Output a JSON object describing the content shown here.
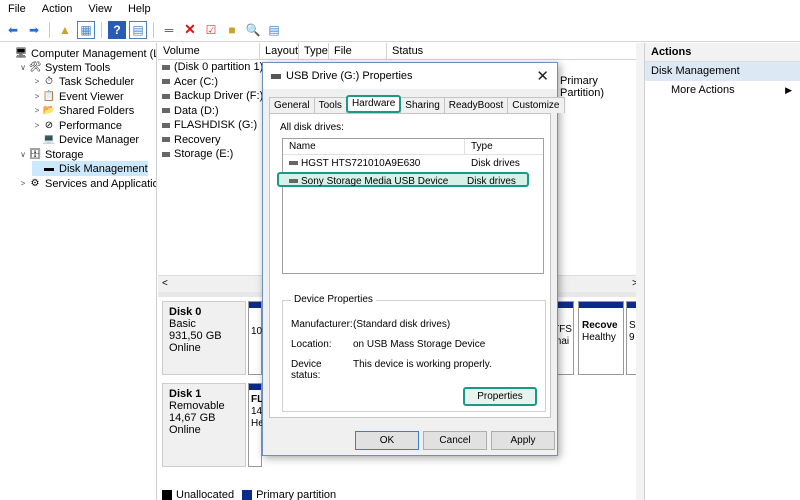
{
  "menu": [
    "File",
    "Action",
    "View",
    "Help"
  ],
  "toolbar": {
    "icons": [
      "back-arrow-icon",
      "forward-arrow-icon",
      "up-folder-icon",
      "show-tree-icon",
      "help-icon",
      "console-icon",
      "connect-icon",
      "delete-icon",
      "check-icon",
      "folder-new-icon",
      "find-icon",
      "properties-icon"
    ]
  },
  "tree": {
    "items": [
      {
        "label": "Computer Management (Local",
        "indent": 0,
        "twisty": "",
        "icon": "🖥"
      },
      {
        "label": "System Tools",
        "indent": 1,
        "twisty": "∨",
        "icon": "🛠"
      },
      {
        "label": "Task Scheduler",
        "indent": 2,
        "twisty": ">",
        "icon": "⏱"
      },
      {
        "label": "Event Viewer",
        "indent": 2,
        "twisty": ">",
        "icon": "📋"
      },
      {
        "label": "Shared Folders",
        "indent": 2,
        "twisty": ">",
        "icon": "📂"
      },
      {
        "label": "Performance",
        "indent": 2,
        "twisty": ">",
        "icon": "⊘"
      },
      {
        "label": "Device Manager",
        "indent": 2,
        "twisty": "",
        "icon": "💻"
      },
      {
        "label": "Storage",
        "indent": 1,
        "twisty": "∨",
        "icon": "🗄"
      },
      {
        "label": "Disk Management",
        "indent": 2,
        "twisty": "",
        "icon": "▬"
      },
      {
        "label": "Services and Applications",
        "indent": 1,
        "twisty": ">",
        "icon": "⚙"
      }
    ]
  },
  "volumes": {
    "columns": [
      "Volume",
      "Layout",
      "Type",
      "File System",
      "Status"
    ],
    "rows": [
      "(Disk 0 partition 1)",
      "Acer (C:)",
      "Backup Driver (F:)",
      "Data (D:)",
      "FLASHDISK (G:)",
      "Recovery",
      "Storage (E:)"
    ],
    "right_text": "Primary Partition)"
  },
  "disks": [
    {
      "name": "Disk 0",
      "kind": "Basic",
      "size": "931,50 GB",
      "status": "Online",
      "part_text": "10"
    },
    {
      "name": "Disk 1",
      "kind": "Removable",
      "size": "14,67 GB",
      "status": "Online",
      "part_text": "FL"
    }
  ],
  "disk0_right": {
    "fs": "TFS",
    "sub": "mai",
    "rec_title": "Recove",
    "rec_sub": "Healthy"
  },
  "legend": {
    "unallocated": "Unallocated",
    "primary": "Primary partition"
  },
  "colors": {
    "teal": "#1a9a86",
    "primary_bar": "#0b2b8c"
  },
  "actions": {
    "title": "Actions",
    "section": "Disk Management",
    "more": "More Actions"
  },
  "dialog": {
    "title": "USB Drive (G:) Properties",
    "tabs": [
      "General",
      "Tools",
      "Hardware",
      "Sharing",
      "ReadyBoost",
      "Customize"
    ],
    "active_tab": "Hardware",
    "all_disks_label": "All disk drives:",
    "list_columns": [
      "Name",
      "Type"
    ],
    "drives": [
      {
        "name": "HGST HTS721010A9E630",
        "type": "Disk drives"
      },
      {
        "name": "Sony Storage Media USB Device",
        "type": "Disk drives"
      }
    ],
    "device_props": {
      "title": "Device Properties",
      "manufacturer_label": "Manufacturer:",
      "manufacturer": "(Standard disk drives)",
      "location_label": "Location:",
      "location": "on USB Mass Storage Device",
      "status_label": "Device status:",
      "status": "This device is working properly."
    },
    "properties_btn": "Properties",
    "ok": "OK",
    "cancel": "Cancel",
    "apply": "Apply"
  }
}
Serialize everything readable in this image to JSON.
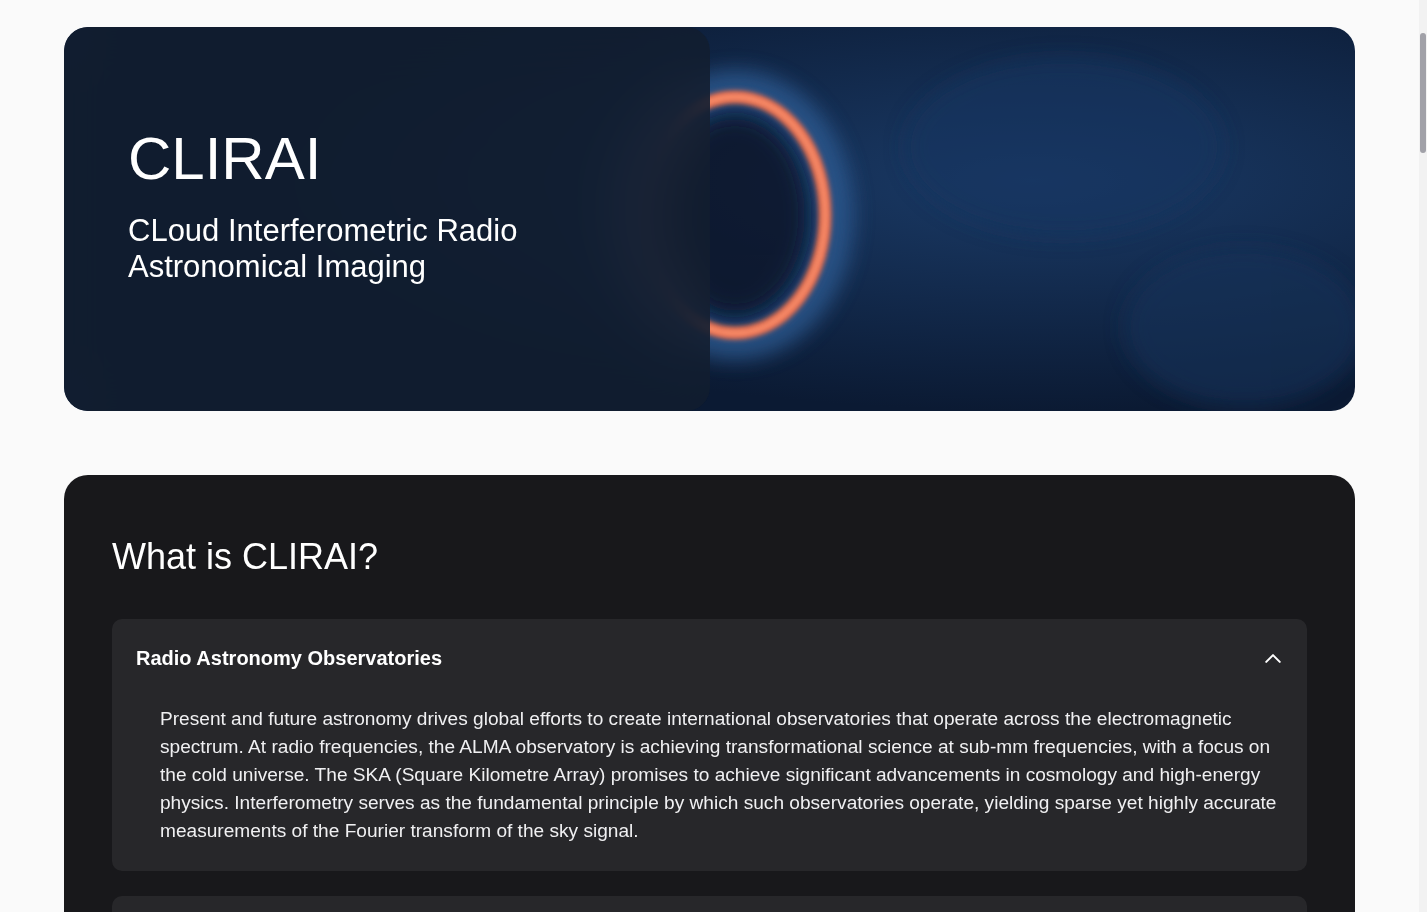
{
  "hero": {
    "title": "CLIRAI",
    "subtitle": "CLoud Interferometric Radio Astronomical Imaging"
  },
  "section": {
    "heading": "What is CLIRAI?",
    "items": [
      {
        "title": "Radio Astronomy Observatories",
        "expanded": true,
        "body": "Present and future astronomy drives global efforts to create international observatories that operate across the electromagnetic spectrum. At radio frequencies, the ALMA observatory is achieving transformational science at sub-mm frequencies, with a focus on the cold universe. The SKA (Square Kilometre Array) promises to achieve significant advancements in cosmology and high-energy physics. Interferometry serves as the fundamental principle by which such observatories operate, yielding sparse yet highly accurate measurements of the Fourier transform of the sky signal."
      }
    ]
  }
}
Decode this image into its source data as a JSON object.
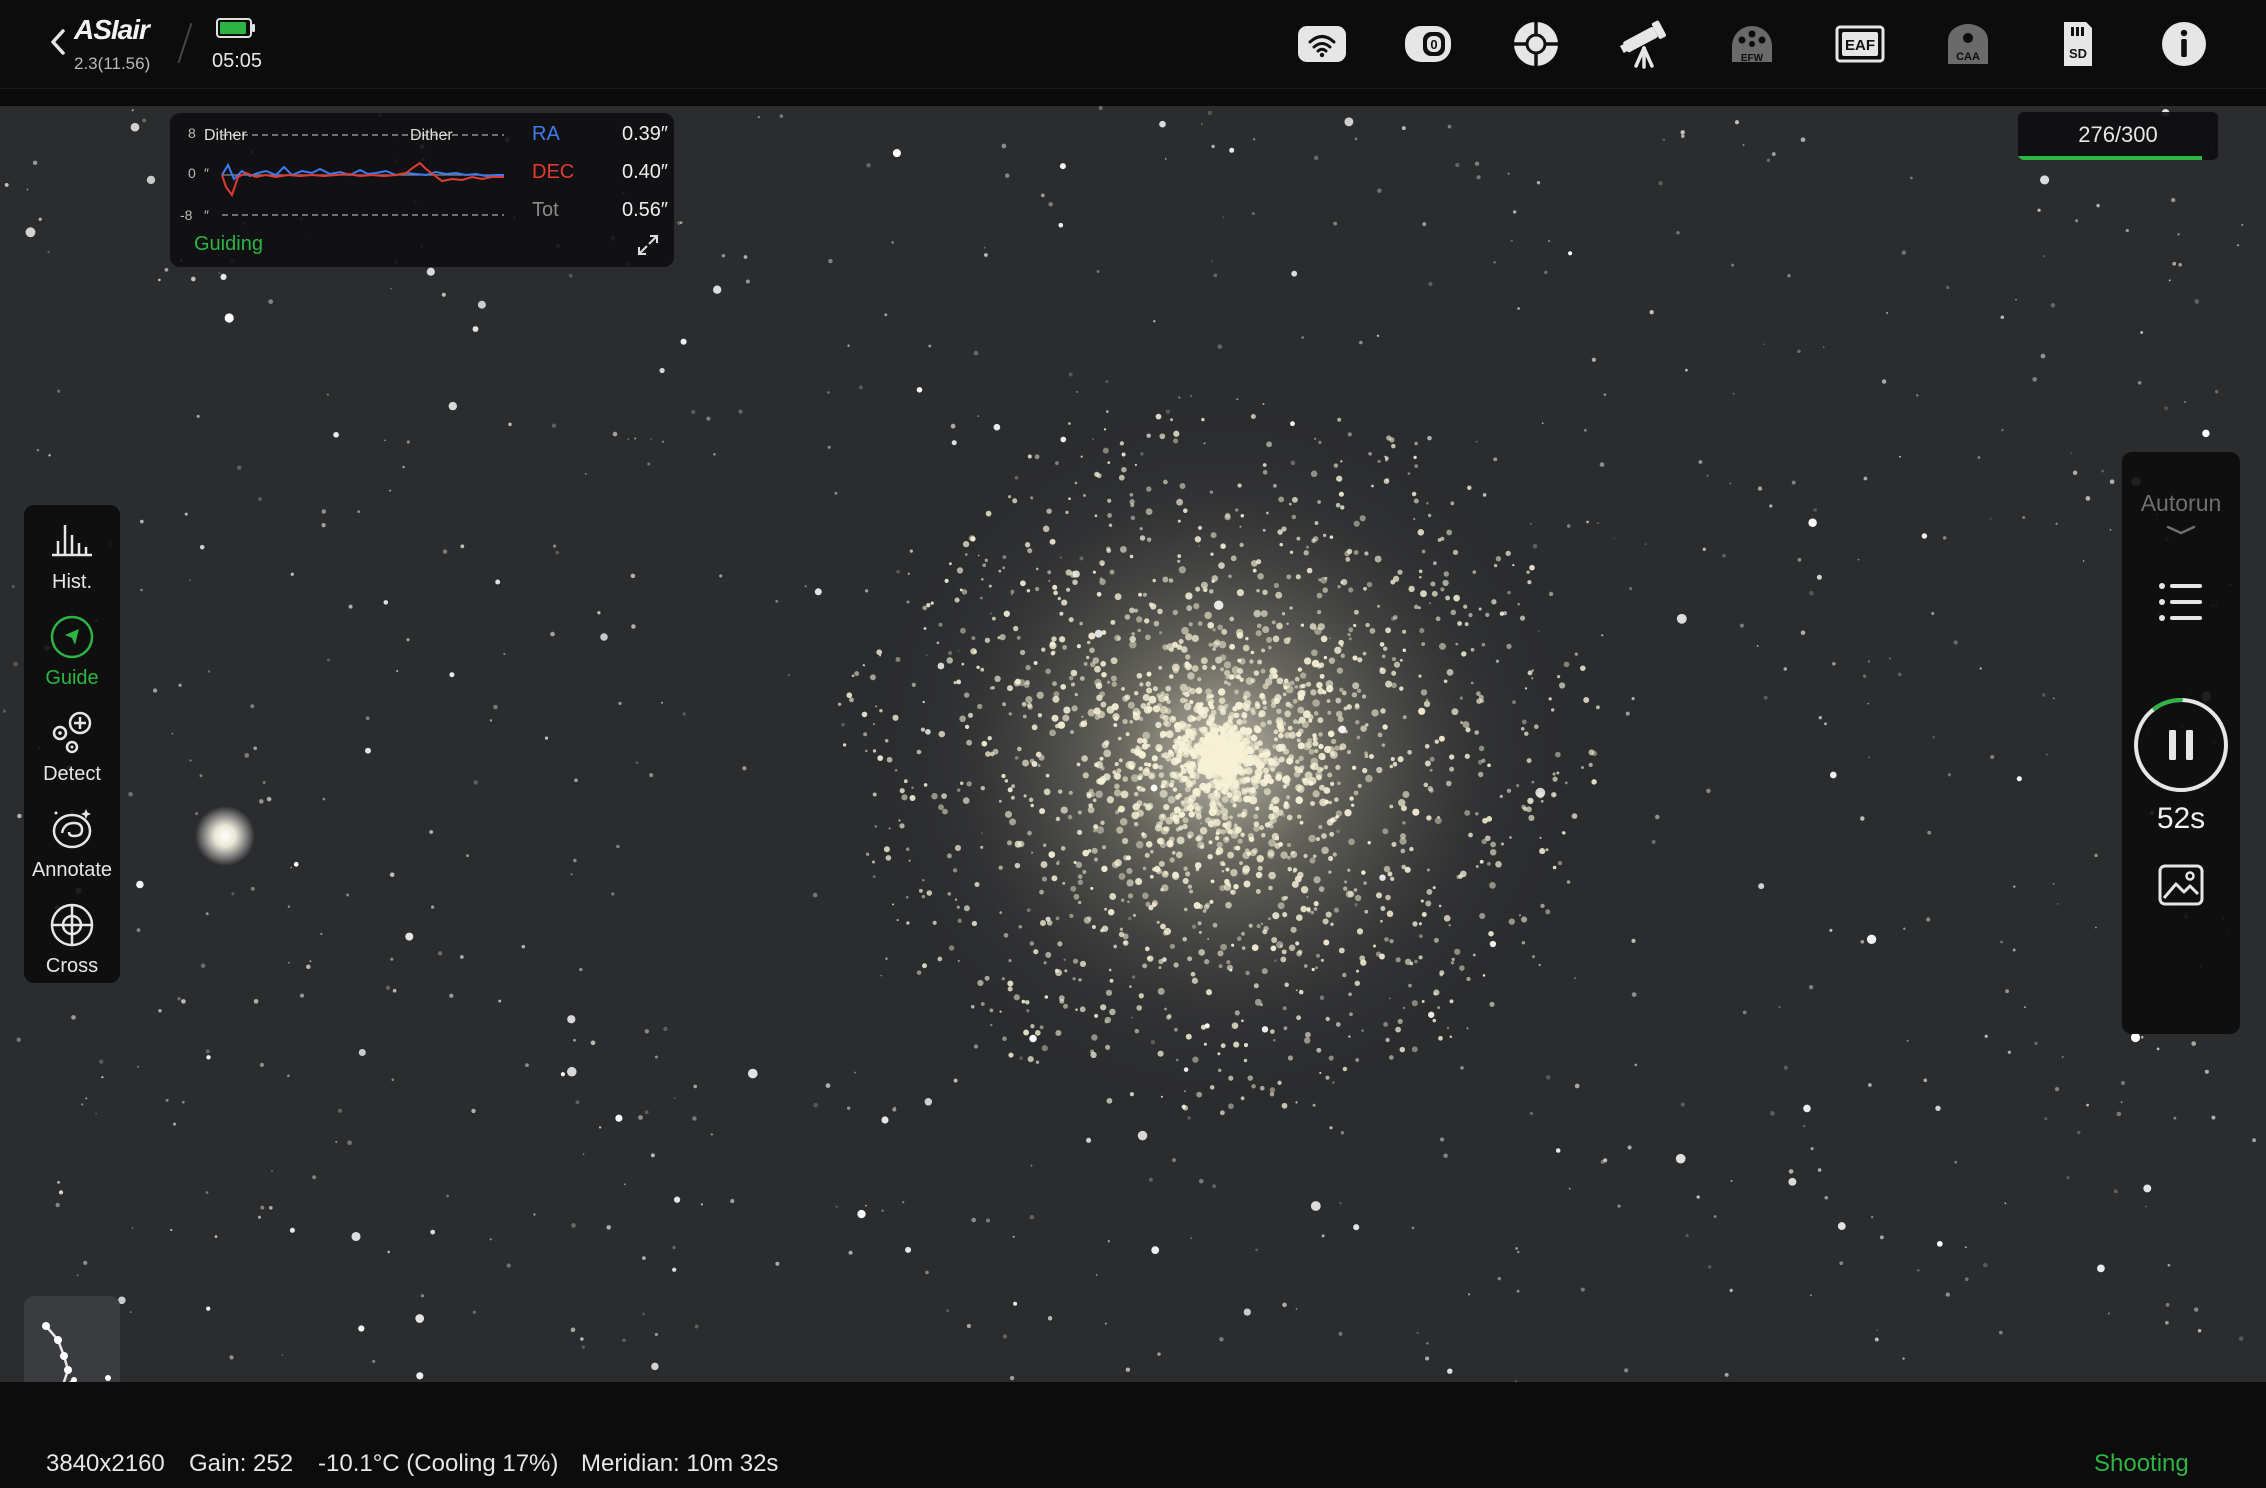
{
  "app": {
    "logo_text": "ASIair",
    "version": "2.3(11.56)",
    "time": "05:05"
  },
  "topbar": {
    "icons": [
      "wifi-icon",
      "camera-settings-icon",
      "guide-scope-icon",
      "telescope-mount-icon",
      "efw-icon",
      "eaf-icon",
      "caa-icon",
      "sd-card-icon",
      "info-icon"
    ],
    "efw_label": "EFW",
    "eaf_label": "EAF",
    "caa_label": "CAA",
    "sd_label": "SD"
  },
  "guide_panel": {
    "axis_top": "8",
    "axis_mid": "0",
    "axis_bottom": "-8",
    "unit": "″",
    "dither_label_1": "Dither",
    "dither_label_2": "Dither",
    "ra_label": "RA",
    "ra_value": "0.39″",
    "dec_label": "DEC",
    "dec_value": "0.40″",
    "tot_label": "Tot",
    "tot_value": "0.56″",
    "status": "Guiding",
    "colors": {
      "ra": "#3d7cf0",
      "dec": "#e23b32",
      "status": "#2db544"
    }
  },
  "frame_counter": {
    "text": "276/300",
    "progress": 0.92
  },
  "left_toolbar": {
    "hist": "Hist.",
    "guide": "Guide",
    "detect": "Detect",
    "annotate": "Annotate",
    "cross": "Cross"
  },
  "right_panel": {
    "autorun": "Autorun",
    "countdown": "52s",
    "exposure_progress": 0.1
  },
  "statusbar": {
    "resolution": "3840x2160",
    "gain": "Gain: 252",
    "temperature": "-10.1°C (Cooling 17%)",
    "meridian": "Meridian: 10m 32s",
    "state": "Shooting"
  }
}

# # #

Work to do: Quote every record above exactly, omitting any pictures they contain.

Response to the exercise:
Output a JSON object describing the content shown here.
{
  "menu": [
    "File",
    "Action",
    "View",
    "Help"
  ],
  "toolbar": {
    "icons": [
      "back-arrow-icon",
      "forward-arrow-icon",
      "up-folder-icon",
      "show-tree-icon",
      "help-icon",
      "console-icon",
      "connect-icon",
      "delete-icon",
      "check-icon",
      "folder-new-icon",
      "find-icon",
      "properties-icon"
    ]
  },
  "tree": {
    "items": [
      {
        "label": "Computer Management (Local",
        "indent": 0,
        "twisty": "",
        "icon": "🖥"
      },
      {
        "label": "System Tools",
        "indent": 1,
        "twisty": "∨",
        "icon": "🛠"
      },
      {
        "label": "Task Scheduler",
        "indent": 2,
        "twisty": ">",
        "icon": "⏱"
      },
      {
        "label": "Event Viewer",
        "indent": 2,
        "twisty": ">",
        "icon": "📋"
      },
      {
        "label": "Shared Folders",
        "indent": 2,
        "twisty": ">",
        "icon": "📂"
      },
      {
        "label": "Performance",
        "indent": 2,
        "twisty": ">",
        "icon": "⊘"
      },
      {
        "label": "Device Manager",
        "indent": 2,
        "twisty": "",
        "icon": "💻"
      },
      {
        "label": "Storage",
        "indent": 1,
        "twisty": "∨",
        "icon": "🗄"
      },
      {
        "label": "Disk Management",
        "indent": 2,
        "twisty": "",
        "icon": "▬"
      },
      {
        "label": "Services and Applications",
        "indent": 1,
        "twisty": ">",
        "icon": "⚙"
      }
    ]
  },
  "volumes": {
    "columns": [
      "Volume",
      "Layout",
      "Type",
      "File System",
      "Status"
    ],
    "rows": [
      "(Disk 0 partition 1)",
      "Acer (C:)",
      "Backup Driver (F:)",
      "Data (D:)",
      "FLASHDISK (G:)",
      "Recovery",
      "Storage (E:)"
    ],
    "right_text": "Primary Partition)"
  },
  "disks": [
    {
      "name": "Disk 0",
      "kind": "Basic",
      "size": "931,50 GB",
      "status": "Online",
      "part_text": "10"
    },
    {
      "name": "Disk 1",
      "kind": "Removable",
      "size": "14,67 GB",
      "status": "Online",
      "part_text": "FL"
    }
  ],
  "disk0_right": {
    "fs": "TFS",
    "sub": "mai",
    "rec_title": "Recove",
    "rec_sub": "Healthy"
  },
  "legend": {
    "unallocated": "Unallocated",
    "primary": "Primary partition"
  },
  "colors": {
    "teal": "#1a9a86",
    "primary_bar": "#0b2b8c"
  },
  "actions": {
    "title": "Actions",
    "section": "Disk Management",
    "more": "More Actions"
  },
  "dialog": {
    "title": "USB Drive (G:) Properties",
    "tabs": [
      "General",
      "Tools",
      "Hardware",
      "Sharing",
      "ReadyBoost",
      "Customize"
    ],
    "active_tab": "Hardware",
    "all_disks_label": "All disk drives:",
    "list_columns": [
      "Name",
      "Type"
    ],
    "drives": [
      {
        "name": "HGST HTS721010A9E630",
        "type": "Disk drives"
      },
      {
        "name": "Sony Storage Media USB Device",
        "type": "Disk drives"
      }
    ],
    "device_props": {
      "title": "Device Properties",
      "manufacturer_label": "Manufacturer:",
      "manufacturer": "(Standard disk drives)",
      "location_label": "Location:",
      "location": "on USB Mass Storage Device",
      "status_label": "Device status:",
      "status": "This device is working properly."
    },
    "properties_btn": "Properties",
    "ok": "OK",
    "cancel": "Cancel",
    "apply": "Apply"
  }
}
Serialize everything readable in this image to JSON.
{
  "hero": {
    "title": "CLIRAI",
    "subtitle": "CLoud Interferometric Radio Astronomical Imaging"
  },
  "section": {
    "heading": "What is CLIRAI?",
    "items": [
      {
        "title": "Radio Astronomy Observatories",
        "expanded": true,
        "body": "Present and future astronomy drives global efforts to create international observatories that operate across the electromagnetic spectrum. At radio frequencies, the ALMA observatory is achieving transformational science at sub-mm frequencies, with a focus on the cold universe. The SKA (Square Kilometre Array) promises to achieve significant advancements in cosmology and high-energy physics. Interferometry serves as the fundamental principle by which such observatories operate, yielding sparse yet highly accurate measurements of the Fourier transform of the sky signal."
      }
    ]
  }
}
Decode this image into its source data as a JSON object.
{
  "app": {
    "logo_text": "ASIair",
    "version": "2.3(11.56)",
    "time": "05:05"
  },
  "topbar": {
    "icons": [
      "wifi-icon",
      "camera-settings-icon",
      "guide-scope-icon",
      "telescope-mount-icon",
      "efw-icon",
      "eaf-icon",
      "caa-icon",
      "sd-card-icon",
      "info-icon"
    ],
    "efw_label": "EFW",
    "eaf_label": "EAF",
    "caa_label": "CAA",
    "sd_label": "SD"
  },
  "guide_panel": {
    "axis_top": "8",
    "axis_mid": "0",
    "axis_bottom": "-8",
    "unit": "″",
    "dither_label_1": "Dither",
    "dither_label_2": "Dither",
    "ra_label": "RA",
    "ra_value": "0.39″",
    "dec_label": "DEC",
    "dec_value": "0.40″",
    "tot_label": "Tot",
    "tot_value": "0.56″",
    "status": "Guiding",
    "colors": {
      "ra": "#3d7cf0",
      "dec": "#e23b32",
      "status": "#2db544"
    }
  },
  "frame_counter": {
    "text": "276/300",
    "progress": 0.92
  },
  "left_toolbar": {
    "hist": "Hist.",
    "guide": "Guide",
    "detect": "Detect",
    "annotate": "Annotate",
    "cross": "Cross"
  },
  "right_panel": {
    "autorun": "Autorun",
    "countdown": "52s",
    "exposure_progress": 0.1
  },
  "statusbar": {
    "resolution": "3840x2160",
    "gain": "Gain: 252",
    "temperature": "-10.1°C (Cooling 17%)",
    "meridian": "Meridian: 10m 32s",
    "state": "Shooting"
  }
}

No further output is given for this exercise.